_What you need to do:_
Show all lines holding the string "ACTIVIDAD".

-- Start --

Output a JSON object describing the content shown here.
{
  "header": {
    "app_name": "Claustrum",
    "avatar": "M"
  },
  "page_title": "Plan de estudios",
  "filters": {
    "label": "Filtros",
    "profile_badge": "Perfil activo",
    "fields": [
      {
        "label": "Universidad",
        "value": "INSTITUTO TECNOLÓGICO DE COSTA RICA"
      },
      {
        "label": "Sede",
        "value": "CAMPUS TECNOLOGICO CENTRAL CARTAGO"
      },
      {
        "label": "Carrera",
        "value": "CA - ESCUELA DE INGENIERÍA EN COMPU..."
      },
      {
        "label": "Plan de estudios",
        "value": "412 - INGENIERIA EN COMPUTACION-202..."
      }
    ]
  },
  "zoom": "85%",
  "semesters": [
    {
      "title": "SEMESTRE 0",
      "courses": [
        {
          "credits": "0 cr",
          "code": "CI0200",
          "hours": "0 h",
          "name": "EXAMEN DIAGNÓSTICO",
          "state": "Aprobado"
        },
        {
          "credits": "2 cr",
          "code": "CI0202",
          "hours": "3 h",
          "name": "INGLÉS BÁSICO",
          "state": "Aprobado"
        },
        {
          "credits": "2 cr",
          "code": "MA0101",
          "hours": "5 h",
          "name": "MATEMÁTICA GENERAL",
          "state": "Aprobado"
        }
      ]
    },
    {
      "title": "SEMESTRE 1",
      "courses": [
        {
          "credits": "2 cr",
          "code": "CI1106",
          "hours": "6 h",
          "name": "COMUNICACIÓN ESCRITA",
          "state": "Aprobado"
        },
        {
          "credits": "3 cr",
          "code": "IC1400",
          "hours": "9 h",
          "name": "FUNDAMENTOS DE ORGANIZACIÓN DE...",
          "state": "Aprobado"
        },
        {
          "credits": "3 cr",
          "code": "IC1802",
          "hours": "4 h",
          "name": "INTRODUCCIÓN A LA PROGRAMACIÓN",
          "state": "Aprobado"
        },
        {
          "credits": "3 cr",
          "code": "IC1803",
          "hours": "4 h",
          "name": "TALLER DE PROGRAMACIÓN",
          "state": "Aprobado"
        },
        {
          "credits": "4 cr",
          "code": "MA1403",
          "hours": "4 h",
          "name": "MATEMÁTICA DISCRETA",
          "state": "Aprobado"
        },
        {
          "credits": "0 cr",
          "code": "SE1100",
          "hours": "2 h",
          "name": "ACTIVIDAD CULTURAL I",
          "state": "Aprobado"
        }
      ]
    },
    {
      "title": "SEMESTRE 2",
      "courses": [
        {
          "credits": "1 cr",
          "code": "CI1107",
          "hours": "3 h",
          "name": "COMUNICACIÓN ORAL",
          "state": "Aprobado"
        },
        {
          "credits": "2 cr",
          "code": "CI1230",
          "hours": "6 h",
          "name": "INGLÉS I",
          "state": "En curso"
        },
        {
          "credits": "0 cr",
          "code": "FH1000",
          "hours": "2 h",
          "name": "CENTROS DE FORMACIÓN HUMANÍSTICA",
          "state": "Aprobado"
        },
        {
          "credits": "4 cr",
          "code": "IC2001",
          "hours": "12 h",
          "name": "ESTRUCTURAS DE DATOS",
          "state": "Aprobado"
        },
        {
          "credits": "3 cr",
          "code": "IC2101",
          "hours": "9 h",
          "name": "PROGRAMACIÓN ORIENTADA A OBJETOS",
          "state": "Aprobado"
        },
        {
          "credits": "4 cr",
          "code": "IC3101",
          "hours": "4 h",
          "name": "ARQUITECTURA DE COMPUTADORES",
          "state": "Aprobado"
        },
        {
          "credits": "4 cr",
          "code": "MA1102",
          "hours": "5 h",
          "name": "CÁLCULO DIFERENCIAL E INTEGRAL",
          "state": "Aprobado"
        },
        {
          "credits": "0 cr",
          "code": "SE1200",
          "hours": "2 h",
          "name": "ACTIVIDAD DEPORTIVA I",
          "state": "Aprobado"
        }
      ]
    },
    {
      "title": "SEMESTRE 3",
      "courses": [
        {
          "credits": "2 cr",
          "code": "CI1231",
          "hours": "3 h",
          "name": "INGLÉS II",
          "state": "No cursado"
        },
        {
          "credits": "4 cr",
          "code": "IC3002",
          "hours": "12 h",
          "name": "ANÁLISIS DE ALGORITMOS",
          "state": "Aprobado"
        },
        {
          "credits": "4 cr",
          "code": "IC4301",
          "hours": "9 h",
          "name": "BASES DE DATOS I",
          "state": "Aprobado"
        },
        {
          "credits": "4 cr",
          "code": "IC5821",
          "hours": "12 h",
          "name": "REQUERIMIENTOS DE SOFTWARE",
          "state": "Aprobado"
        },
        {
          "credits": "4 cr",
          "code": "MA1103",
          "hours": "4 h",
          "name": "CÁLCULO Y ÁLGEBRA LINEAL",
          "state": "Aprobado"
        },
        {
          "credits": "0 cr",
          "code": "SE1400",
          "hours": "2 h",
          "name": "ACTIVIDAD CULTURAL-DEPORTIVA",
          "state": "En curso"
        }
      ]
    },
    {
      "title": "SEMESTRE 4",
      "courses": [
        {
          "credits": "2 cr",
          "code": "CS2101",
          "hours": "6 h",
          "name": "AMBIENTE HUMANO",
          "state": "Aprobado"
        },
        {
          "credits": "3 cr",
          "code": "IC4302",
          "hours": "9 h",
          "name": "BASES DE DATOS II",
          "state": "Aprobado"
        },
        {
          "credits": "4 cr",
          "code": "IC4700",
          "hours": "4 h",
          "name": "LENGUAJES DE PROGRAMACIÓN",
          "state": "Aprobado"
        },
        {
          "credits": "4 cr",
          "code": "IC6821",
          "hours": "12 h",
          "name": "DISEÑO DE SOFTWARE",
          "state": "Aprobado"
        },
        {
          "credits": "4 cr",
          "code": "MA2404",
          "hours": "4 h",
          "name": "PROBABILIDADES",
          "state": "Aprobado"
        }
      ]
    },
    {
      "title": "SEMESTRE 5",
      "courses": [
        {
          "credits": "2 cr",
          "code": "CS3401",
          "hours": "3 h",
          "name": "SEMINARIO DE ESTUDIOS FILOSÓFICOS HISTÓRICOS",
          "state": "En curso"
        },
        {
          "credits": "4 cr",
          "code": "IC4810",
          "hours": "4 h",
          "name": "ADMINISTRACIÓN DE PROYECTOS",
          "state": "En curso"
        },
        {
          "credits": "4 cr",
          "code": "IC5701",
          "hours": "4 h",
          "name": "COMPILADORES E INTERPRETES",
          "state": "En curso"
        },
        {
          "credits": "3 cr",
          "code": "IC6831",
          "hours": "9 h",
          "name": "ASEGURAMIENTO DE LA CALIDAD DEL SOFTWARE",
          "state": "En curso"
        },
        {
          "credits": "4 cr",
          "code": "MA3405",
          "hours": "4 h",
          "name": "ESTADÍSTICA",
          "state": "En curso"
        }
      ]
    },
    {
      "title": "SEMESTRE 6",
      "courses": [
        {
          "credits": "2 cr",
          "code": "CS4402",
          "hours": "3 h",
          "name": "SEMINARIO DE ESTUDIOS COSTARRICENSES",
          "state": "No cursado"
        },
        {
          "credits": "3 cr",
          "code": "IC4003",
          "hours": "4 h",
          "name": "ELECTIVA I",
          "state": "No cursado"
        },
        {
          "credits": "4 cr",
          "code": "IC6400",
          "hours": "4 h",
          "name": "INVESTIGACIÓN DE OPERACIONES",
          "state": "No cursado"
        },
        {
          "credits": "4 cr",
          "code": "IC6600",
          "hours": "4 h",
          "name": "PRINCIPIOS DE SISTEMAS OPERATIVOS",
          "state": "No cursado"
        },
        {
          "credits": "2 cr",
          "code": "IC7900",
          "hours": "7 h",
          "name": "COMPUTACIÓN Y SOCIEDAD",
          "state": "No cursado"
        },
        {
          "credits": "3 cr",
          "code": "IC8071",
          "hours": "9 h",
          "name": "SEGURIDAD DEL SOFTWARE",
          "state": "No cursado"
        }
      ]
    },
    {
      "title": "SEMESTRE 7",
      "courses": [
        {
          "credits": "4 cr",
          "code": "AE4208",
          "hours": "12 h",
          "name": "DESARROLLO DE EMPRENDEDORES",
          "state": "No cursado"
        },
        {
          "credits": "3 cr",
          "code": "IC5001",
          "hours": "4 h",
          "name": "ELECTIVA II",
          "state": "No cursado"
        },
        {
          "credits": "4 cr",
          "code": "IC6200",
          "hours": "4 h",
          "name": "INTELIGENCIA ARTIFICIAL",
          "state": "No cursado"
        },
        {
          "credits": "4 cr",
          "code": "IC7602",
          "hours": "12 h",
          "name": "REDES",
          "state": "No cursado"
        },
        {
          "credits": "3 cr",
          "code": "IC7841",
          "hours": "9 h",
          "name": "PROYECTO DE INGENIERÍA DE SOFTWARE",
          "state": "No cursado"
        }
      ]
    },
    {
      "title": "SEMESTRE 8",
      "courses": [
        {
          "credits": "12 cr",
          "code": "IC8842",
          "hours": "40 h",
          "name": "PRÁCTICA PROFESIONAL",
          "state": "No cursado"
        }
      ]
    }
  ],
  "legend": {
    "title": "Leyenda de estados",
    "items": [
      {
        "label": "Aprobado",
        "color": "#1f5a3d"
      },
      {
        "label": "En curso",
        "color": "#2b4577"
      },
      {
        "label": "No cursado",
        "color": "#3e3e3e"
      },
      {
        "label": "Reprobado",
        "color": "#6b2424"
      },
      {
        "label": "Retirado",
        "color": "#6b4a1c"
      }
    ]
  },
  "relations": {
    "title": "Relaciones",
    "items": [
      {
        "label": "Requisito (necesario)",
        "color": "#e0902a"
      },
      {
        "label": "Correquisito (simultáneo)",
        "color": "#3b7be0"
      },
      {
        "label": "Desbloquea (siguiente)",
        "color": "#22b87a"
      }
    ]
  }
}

-- End --

_Solution below:_
          "name": "ACTIVIDAD CULTURAL I",
          "name": "ACTIVIDAD DEPORTIVA I",
          "name": "ACTIVIDAD CULTURAL-DEPORTIVA",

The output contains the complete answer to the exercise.